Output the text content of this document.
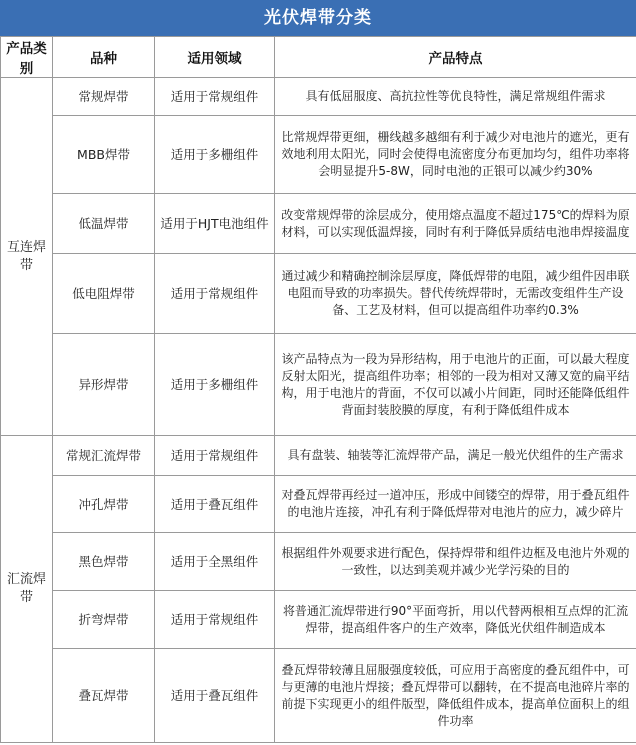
光伏焊带分类
产品类别	品种	适用领域	产品特点
互连焊带	常规焊带	适用于常规组件	具有低屈服度、高抗拉性等优良特性，满足常规组件需求
	MBB焊带	适用于多栅组件	比常规焊带更细，栅线越多越细有利于减少对电池片的遮光，更有效地利用太阳光，同时会使得电流密度分布更加均匀，组件功率将会明显提升5-8W，同时电池的正银可以减少约30%
	低温焊带	适用于HJT电池组件	改变常规焊带的涂层成分，使用熔点温度不超过175℃的焊料为原材料，可以实现低温焊接，同时有利于降低异质结电池串焊接温度
	低电阻焊带	适用于常规组件	通过减少和精确控制涂层厚度，降低焊带的电阻，减少组件因串联电阻而导致的功率损失。替代传统焊带时，无需改变组件生产设备、工艺及材料，但可以提高组件功率约0.3%
	异形焊带	适用于多栅组件	该产品特点为一段为异形结构，用于电池片的正面，可以最大程度反射太阳光，提高组件功率；相邻的一段为相对又薄又宽的扁平结构，用于电池片的背面，不仅可以减小片间距，同时还能降低组件背面封装胶膜的厚度，有利于降低组件成本
汇流焊带	常规汇流焊带	适用于常规组件	具有盘装、轴装等汇流焊带产品，满足一般光伏组件的生产需求
	冲孔焊带	适用于叠瓦组件	对叠瓦焊带再经过一道冲压，形成中间镂空的焊带，用于叠瓦组件的电池片连接，冲孔有利于降低焊带对电池片的应力，减少碎片
	黑色焊带	适用于全黑组件	根据组件外观要求进行配色，保持焊带和组件边框及电池片外观的一致性，以达到美观并减少光学污染的目的
	折弯焊带	适用于常规组件	将普通汇流焊带进行90°平面弯折，用以代替两根相互点焊的汇流焊带，提高组件客户的生产效率，降低光伏组件制造成本
	叠瓦焊带	适用于叠瓦组件	叠瓦焊带较薄且屈服强度较低，可应用于高密度的叠瓦组件中，可与更薄的电池片焊接；叠瓦焊带可以翻转，在不提高电池碎片率的前提下实现更小的组件版型，降低组件成本，提高单位面积上的组件功率
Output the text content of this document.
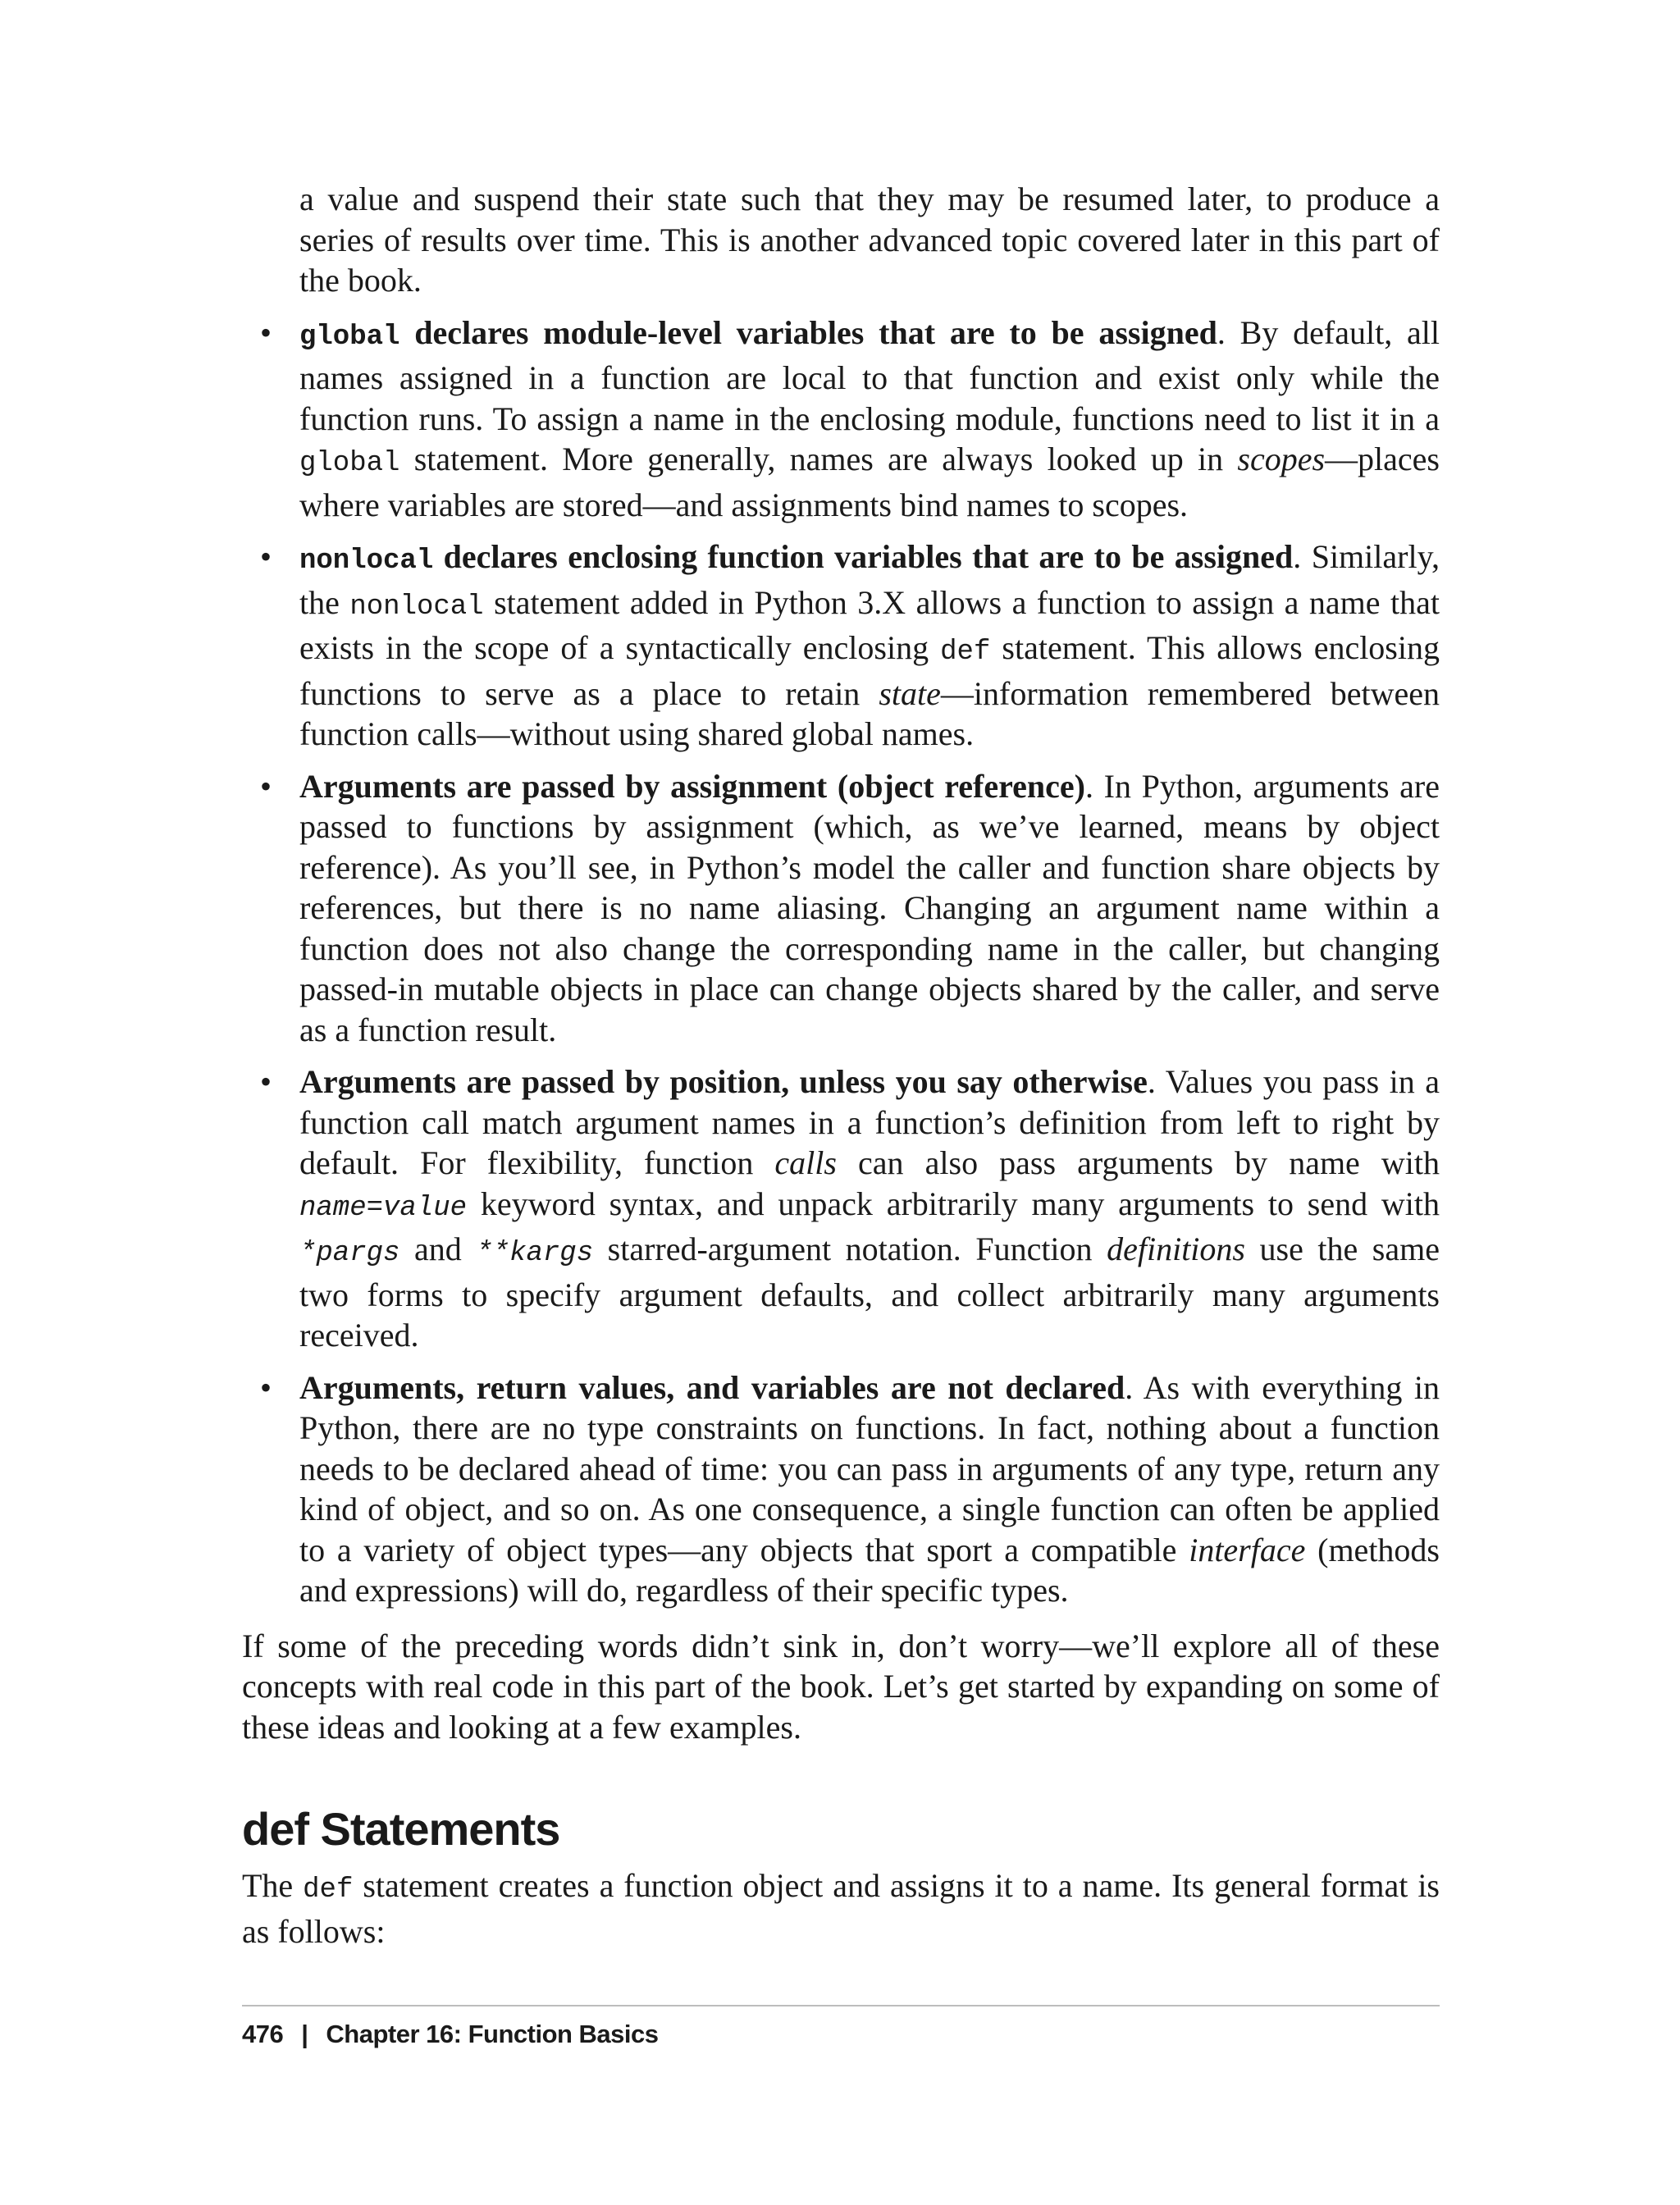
a value and suspend their state such that they may be resumed later, to produce a series of results over time. This is another advanced topic covered later in this part of the book.

• global declares module-level variables that are to be assigned. By default, all names assigned in a function are local to that function and exist only while the function runs. To assign a name in the enclosing module, functions need to list it in a global statement. More generally, names are always looked up in scopes—places where variables are stored—and assignments bind names to scopes.
• nonlocal declares enclosing function variables that are to be assigned. Similarly, the nonlocal statement added in Python 3.X allows a function to assign a name that exists in the scope of a syntactically enclosing def statement. This allows enclosing functions to serve as a place to retain state—information remembered between function calls—without using shared global names.
• Arguments are passed by assignment (object reference). In Python, arguments are passed to functions by assignment (which, as we’ve learned, means by object reference). As you’ll see, in Python’s model the caller and function share objects by references, but there is no name aliasing. Changing an argument name within a function does not also change the corresponding name in the caller, but changing passed-in mutable objects in place can change objects shared by the caller, and serve as a function result.
• Arguments are passed by position, unless you say otherwise. Values you pass in a function call match argument names in a function’s definition from left to right by default. For flexibility, function calls can also pass arguments by name with name=value keyword syntax, and unpack arbitrarily many arguments to send with *pargs and **kargs starred-argument notation. Function definitions use the same two forms to specify argument defaults, and collect arbitrarily many arguments received.
• Arguments, return values, and variables are not declared. As with everything in Python, there are no type constraints on functions. In fact, nothing about a function needs to be declared ahead of time: you can pass in arguments of any type, return any kind of object, and so on. As one consequence, a single function can often be applied to a variety of object types—any objects that sport a compatible interface (methods and expressions) will do, regardless of their specific types.

If some of the preceding words didn’t sink in, don’t worry—we’ll explore all of these concepts with real code in this part of the book. Let’s get started by expanding on some of these ideas and looking at a few examples.

def Statements

The def statement creates a function object and assigns it to a name. Its general format is as follows:

476 | Chapter 16: Function Basics
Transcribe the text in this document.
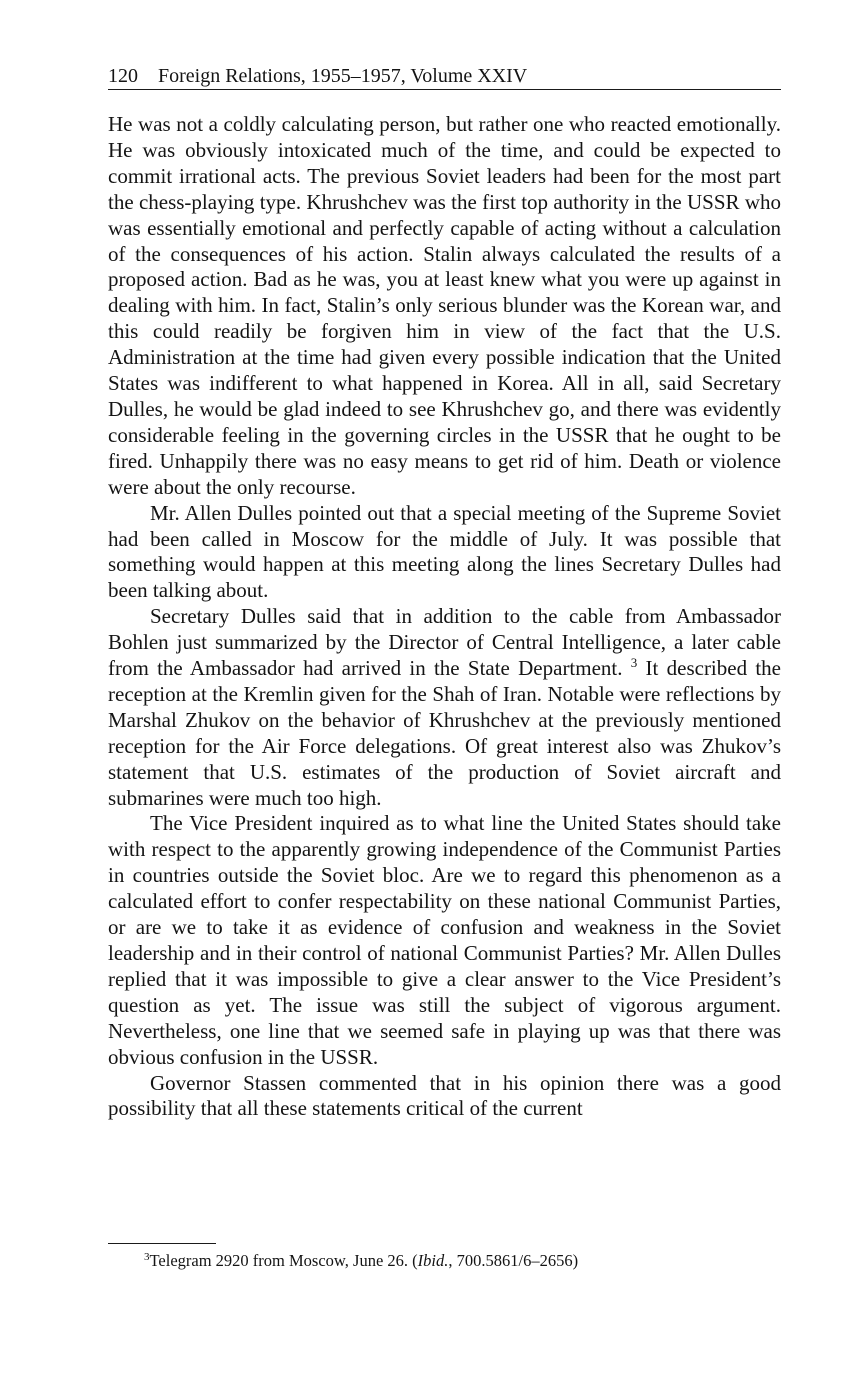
120 Foreign Relations, 1955–1957, Volume XXIV

He was not a coldly calculating person, but rather one who reacted emotionally. He was obviously intoxicated much of the time, and could be expected to commit irrational acts. The previous Soviet leaders had been for the most part the chess-playing type. Khrushchev was the first top authority in the USSR who was essentially emotional and perfectly capable of acting without a calculation of the consequences of his action. Stalin always calculated the results of a proposed action. Bad as he was, you at least knew what you were up against in dealing with him. In fact, Stalin’s only serious blunder was the Korean war, and this could readily be forgiven him in view of the fact that the U.S. Administration at the time had given every possible indication that the United States was indifferent to what happened in Korea. All in all, said Secretary Dulles, he would be glad indeed to see Khrushchev go, and there was evidently considerable feeling in the governing circles in the USSR that he ought to be fired. Unhappily there was no easy means to get rid of him. Death or violence were about the only recourse.

Mr. Allen Dulles pointed out that a special meeting of the Supreme Soviet had been called in Moscow for the middle of July. It was possible that something would happen at this meeting along the lines Secretary Dulles had been talking about.

Secretary Dulles said that in addition to the cable from Ambassador Bohlen just summarized by the Director of Central Intelligence, a later cable from the Ambassador had arrived in the State Department. $^3$ It described the reception at the Kremlin given for the Shah of Iran. Notable were reflections by Marshal Zhukov on the behavior of Khrushchev at the previously mentioned reception for the Air Force delegations. Of great interest also was Zhukov’s statement that U.S. estimates of the production of Soviet aircraft and submarines were much too high.

The Vice President inquired as to what line the United States should take with respect to the apparently growing independence of the Communist Parties in countries outside the Soviet bloc. Are we to regard this phenomenon as a calculated effort to confer respectability on these national Communist Parties, or are we to take it as evidence of confusion and weakness in the Soviet leadership and in their control of national Communist Parties? Mr. Allen Dulles replied that it was impossible to give a clear answer to the Vice President’s question as yet. The issue was still the subject of vigorous argument. Nevertheless, one line that we seemed safe in playing up was that there was obvious confusion in the USSR.

Governor Stassen commented that in his opinion there was a good possibility that all these statements critical of the current

$^3$Telegram 2920 from Moscow, June 26. (Ibid., 700.5861/6–2656)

◆ ◆ ◆

Find the lines above holding the word "Moscow" and show them.

- [Response to this exercise]:
Mr. Allen Dulles pointed out that a special meeting of the Supreme Soviet had been called in Moscow for the middle of July. It was possible that something would happen at this meeting along the lines Secretary Dulles had been talking about.
$^3$Telegram 2920 from Moscow, June 26. (Ibid., 700.5861/6–2656)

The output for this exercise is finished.